_Stored data entries_.
----------

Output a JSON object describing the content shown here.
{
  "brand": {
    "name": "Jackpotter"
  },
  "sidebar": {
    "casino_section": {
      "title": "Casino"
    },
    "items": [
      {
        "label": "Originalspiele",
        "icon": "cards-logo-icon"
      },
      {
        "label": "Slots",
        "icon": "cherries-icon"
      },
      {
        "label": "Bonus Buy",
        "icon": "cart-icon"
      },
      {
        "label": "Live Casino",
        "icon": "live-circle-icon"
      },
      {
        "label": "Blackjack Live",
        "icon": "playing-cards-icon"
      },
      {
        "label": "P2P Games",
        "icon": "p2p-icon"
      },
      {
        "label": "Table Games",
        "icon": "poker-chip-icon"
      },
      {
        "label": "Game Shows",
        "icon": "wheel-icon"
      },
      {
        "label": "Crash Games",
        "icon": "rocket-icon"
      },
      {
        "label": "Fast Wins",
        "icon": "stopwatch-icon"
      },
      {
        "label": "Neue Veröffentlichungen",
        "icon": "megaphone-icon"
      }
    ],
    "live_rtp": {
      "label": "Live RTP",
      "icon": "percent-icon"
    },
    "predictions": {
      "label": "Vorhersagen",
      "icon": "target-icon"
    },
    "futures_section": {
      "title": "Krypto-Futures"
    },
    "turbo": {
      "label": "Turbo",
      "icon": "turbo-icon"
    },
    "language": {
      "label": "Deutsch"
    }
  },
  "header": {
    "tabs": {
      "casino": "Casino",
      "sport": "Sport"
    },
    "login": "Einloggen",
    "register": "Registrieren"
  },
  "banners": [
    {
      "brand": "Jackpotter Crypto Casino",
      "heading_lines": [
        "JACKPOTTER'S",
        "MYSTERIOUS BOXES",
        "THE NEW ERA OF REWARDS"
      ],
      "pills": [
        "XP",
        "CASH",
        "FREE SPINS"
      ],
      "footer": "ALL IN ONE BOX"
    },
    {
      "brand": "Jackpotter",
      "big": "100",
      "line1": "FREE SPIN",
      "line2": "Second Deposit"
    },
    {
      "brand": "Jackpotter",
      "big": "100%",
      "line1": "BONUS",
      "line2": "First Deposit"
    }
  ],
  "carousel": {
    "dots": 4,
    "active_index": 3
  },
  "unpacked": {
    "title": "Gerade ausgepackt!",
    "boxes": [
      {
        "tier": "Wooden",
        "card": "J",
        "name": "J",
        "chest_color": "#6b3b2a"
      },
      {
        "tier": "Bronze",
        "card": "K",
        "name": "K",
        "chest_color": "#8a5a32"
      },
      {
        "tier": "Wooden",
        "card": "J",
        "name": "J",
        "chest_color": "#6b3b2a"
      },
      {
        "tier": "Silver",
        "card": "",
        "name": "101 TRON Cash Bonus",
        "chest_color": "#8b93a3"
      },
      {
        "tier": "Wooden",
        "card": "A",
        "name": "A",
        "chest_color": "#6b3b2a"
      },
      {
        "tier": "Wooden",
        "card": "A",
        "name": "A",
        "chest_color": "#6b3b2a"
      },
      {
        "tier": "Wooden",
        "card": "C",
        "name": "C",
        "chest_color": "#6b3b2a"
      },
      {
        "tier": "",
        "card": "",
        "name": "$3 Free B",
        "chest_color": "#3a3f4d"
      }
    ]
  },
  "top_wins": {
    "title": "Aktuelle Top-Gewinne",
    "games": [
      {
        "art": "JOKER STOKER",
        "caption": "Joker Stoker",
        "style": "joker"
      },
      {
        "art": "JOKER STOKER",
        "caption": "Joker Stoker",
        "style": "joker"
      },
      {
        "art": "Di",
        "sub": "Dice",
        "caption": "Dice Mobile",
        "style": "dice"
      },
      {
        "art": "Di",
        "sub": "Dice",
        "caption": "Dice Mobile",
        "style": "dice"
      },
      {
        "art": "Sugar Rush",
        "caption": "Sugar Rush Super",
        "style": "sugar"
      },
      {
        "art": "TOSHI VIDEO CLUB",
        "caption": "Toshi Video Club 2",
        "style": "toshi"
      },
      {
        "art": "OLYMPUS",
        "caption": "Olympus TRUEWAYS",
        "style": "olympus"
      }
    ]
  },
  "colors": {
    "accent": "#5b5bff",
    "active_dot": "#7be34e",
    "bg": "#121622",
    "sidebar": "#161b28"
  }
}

----------

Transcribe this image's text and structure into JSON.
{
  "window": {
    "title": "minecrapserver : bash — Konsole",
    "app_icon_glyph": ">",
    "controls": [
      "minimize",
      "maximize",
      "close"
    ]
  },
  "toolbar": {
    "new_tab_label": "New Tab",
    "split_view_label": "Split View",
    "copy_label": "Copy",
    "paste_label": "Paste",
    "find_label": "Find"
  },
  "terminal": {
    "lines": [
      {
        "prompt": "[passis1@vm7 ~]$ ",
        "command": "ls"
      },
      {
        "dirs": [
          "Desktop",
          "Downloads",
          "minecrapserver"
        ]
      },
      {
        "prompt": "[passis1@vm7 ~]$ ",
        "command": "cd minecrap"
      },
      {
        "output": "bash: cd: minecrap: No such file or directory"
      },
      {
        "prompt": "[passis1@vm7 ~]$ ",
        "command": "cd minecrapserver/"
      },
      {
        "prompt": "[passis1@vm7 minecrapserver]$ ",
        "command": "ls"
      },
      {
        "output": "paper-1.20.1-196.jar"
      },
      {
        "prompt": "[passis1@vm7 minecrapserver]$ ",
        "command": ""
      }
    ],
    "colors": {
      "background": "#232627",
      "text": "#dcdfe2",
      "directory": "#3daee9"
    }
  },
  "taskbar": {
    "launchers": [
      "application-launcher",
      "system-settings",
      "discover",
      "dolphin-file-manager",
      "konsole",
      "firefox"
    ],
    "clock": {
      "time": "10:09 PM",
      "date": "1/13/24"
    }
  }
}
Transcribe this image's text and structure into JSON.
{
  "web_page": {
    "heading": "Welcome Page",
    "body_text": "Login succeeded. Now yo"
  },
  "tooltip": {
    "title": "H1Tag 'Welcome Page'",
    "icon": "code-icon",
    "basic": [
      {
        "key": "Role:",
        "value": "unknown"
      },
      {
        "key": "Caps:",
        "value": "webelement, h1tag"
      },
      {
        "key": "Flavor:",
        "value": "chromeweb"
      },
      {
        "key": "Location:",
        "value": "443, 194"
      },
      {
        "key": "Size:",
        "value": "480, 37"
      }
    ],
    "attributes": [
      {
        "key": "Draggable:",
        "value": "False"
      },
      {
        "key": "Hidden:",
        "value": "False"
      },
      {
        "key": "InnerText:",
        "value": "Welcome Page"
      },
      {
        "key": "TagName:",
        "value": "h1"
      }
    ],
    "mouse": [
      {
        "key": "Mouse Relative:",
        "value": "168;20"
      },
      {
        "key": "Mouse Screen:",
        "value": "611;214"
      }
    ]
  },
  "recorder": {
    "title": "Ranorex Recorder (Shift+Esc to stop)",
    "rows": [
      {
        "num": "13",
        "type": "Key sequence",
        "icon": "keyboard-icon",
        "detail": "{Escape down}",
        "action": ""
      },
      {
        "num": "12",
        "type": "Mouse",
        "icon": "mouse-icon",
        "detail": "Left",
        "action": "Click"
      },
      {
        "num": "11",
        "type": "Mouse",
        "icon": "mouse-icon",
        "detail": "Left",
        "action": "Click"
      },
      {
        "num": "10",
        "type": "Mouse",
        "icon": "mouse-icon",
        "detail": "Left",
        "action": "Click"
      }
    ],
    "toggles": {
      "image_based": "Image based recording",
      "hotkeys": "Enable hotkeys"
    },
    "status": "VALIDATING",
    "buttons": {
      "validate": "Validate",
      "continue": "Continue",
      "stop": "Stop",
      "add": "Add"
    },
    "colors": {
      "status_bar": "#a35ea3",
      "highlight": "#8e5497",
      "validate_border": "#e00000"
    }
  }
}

----------

_Required task_. Copy out all lines that carry the word "bash".

_Exercise output_.
    "title": "minecrapserver : bash — Konsole",
        "output": "bash: cd: minecrap: No such file or directory"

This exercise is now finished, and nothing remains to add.